● Instructions to follow
Please output every line of the material as it stands, without the pictures.
- - - -
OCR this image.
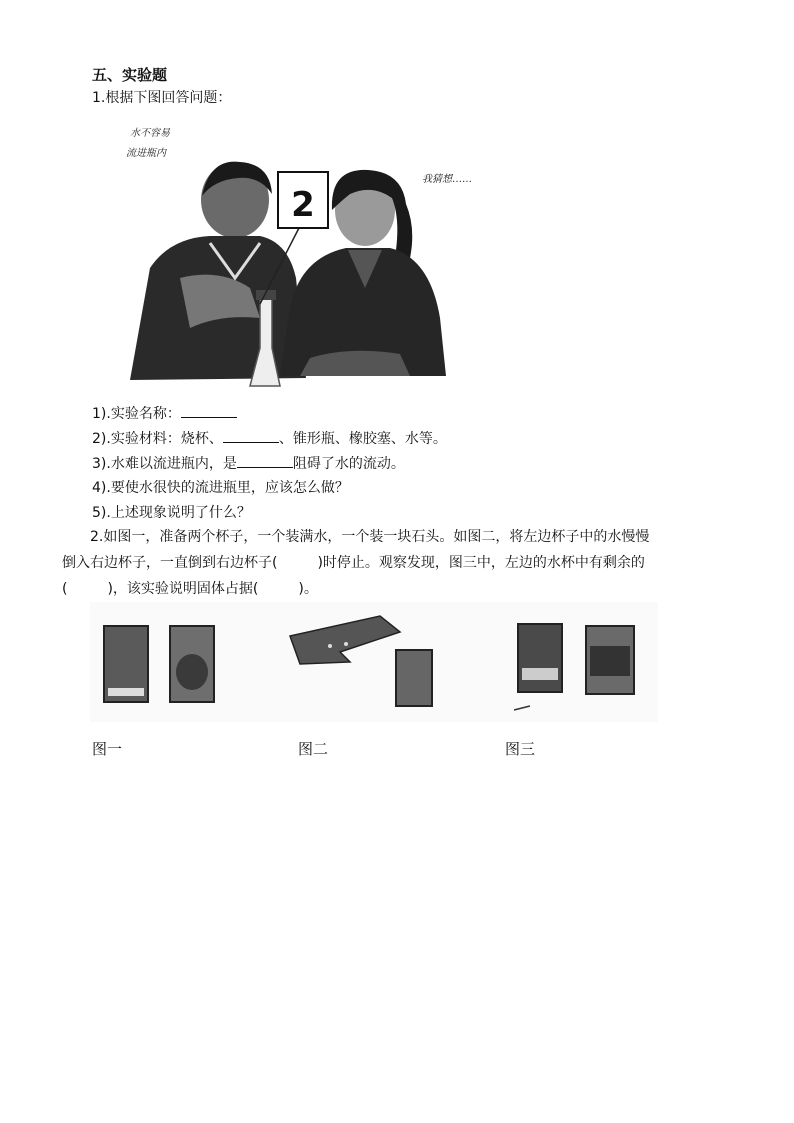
五、实验题
1.根据下图回答问题：
水不容易
流进瓶内
我猜想……
2
1).实验名称：
2).实验材料：烧杯、	、锥形瓶、橡胶塞、水等。
3).水难以流进瓶内，是	阻碍了水的流动。
4).要使水很快的流进瓶里，应该怎么做？
5).上述现象说明了什么？
2.如图一，准备两个杯子，一个装满水，一个装一块石头。如图二，将左边杯子中的水慢慢
倒入右边杯子，一直倒到右边杯子(	)时停止。观察发现，图三中，左边的水杯中有剩余的
(	)，该实验说明固体占据(	)。
图一	图二	图三
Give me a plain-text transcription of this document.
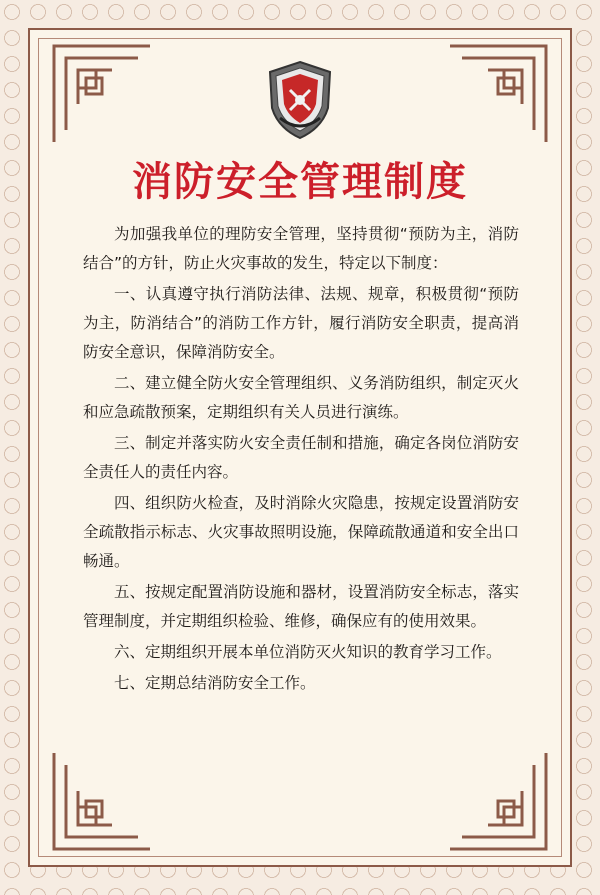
消防安全管理制度

为加强我单位的理防安全管理，坚持贯彻“预防为主，消防结合”的方针，防止火灾事故的发生，特定以下制度：

一、认真遵守执行消防法律、法规、规章，积极贯彻“预防为主，防消结合”的消防工作方针，履行消防安全职责，提高消防安全意识，保障消防安全。

二、建立健全防火安全管理组织、义务消防组织，制定灭火和应急疏散预案，定期组织有关人员进行演练。

三、制定并落实防火安全责任制和措施，确定各岗位消防安全责任人的责任内容。

四、组织防火检查，及时消除火灾隐患，按规定设置消防安全疏散指示标志、火灾事故照明设施，保障疏散通道和安全出口畅通。

五、按规定配置消防设施和器材，设置消防安全标志，落实管理制度，并定期组织检验、维修，确保应有的使用效果。

六、定期组织开展本单位消防灭火知识的教育学习工作。

七、定期总结消防安全工作。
- - - -
● The result
OCR this image.
五、实验题
1.根据下图回答问题：
水不容易
流进瓶内
我猜想……
2
1).实验名称：
2).实验材料：烧杯、	、锥形瓶、橡胶塞、水等。
3).水难以流进瓶内，是	阻碍了水的流动。
4).要使水很快的流进瓶里，应该怎么做？
5).上述现象说明了什么？
2.如图一，准备两个杯子，一个装满水，一个装一块石头。如图二，将左边杯子中的水慢慢
倒入右边杯子，一直倒到右边杯子(	)时停止。观察发现，图三中，左边的水杯中有剩余的
(	)，该实验说明固体占据(	)。
图一	图二	图三
Give me a plain-text transcription of this document.
消防安全管理制度

为加强我单位的理防安全管理，坚持贯彻“预防为主，消防结合”的方针，防止火灾事故的发生，特定以下制度：

一、认真遵守执行消防法律、法规、规章，积极贯彻“预防为主，防消结合”的消防工作方针，履行消防安全职责，提高消防安全意识，保障消防安全。

二、建立健全防火安全管理组织、义务消防组织，制定灭火和应急疏散预案，定期组织有关人员进行演练。

三、制定并落实防火安全责任制和措施，确定各岗位消防安全责任人的责任内容。

四、组织防火检查，及时消除火灾隐患，按规定设置消防安全疏散指示标志、火灾事故照明设施，保障疏散通道和安全出口畅通。

五、按规定配置消防设施和器材，设置消防安全标志，落实管理制度，并定期组织检验、维修，确保应有的使用效果。

六、定期组织开展本单位消防灭火知识的教育学习工作。

七、定期总结消防安全工作。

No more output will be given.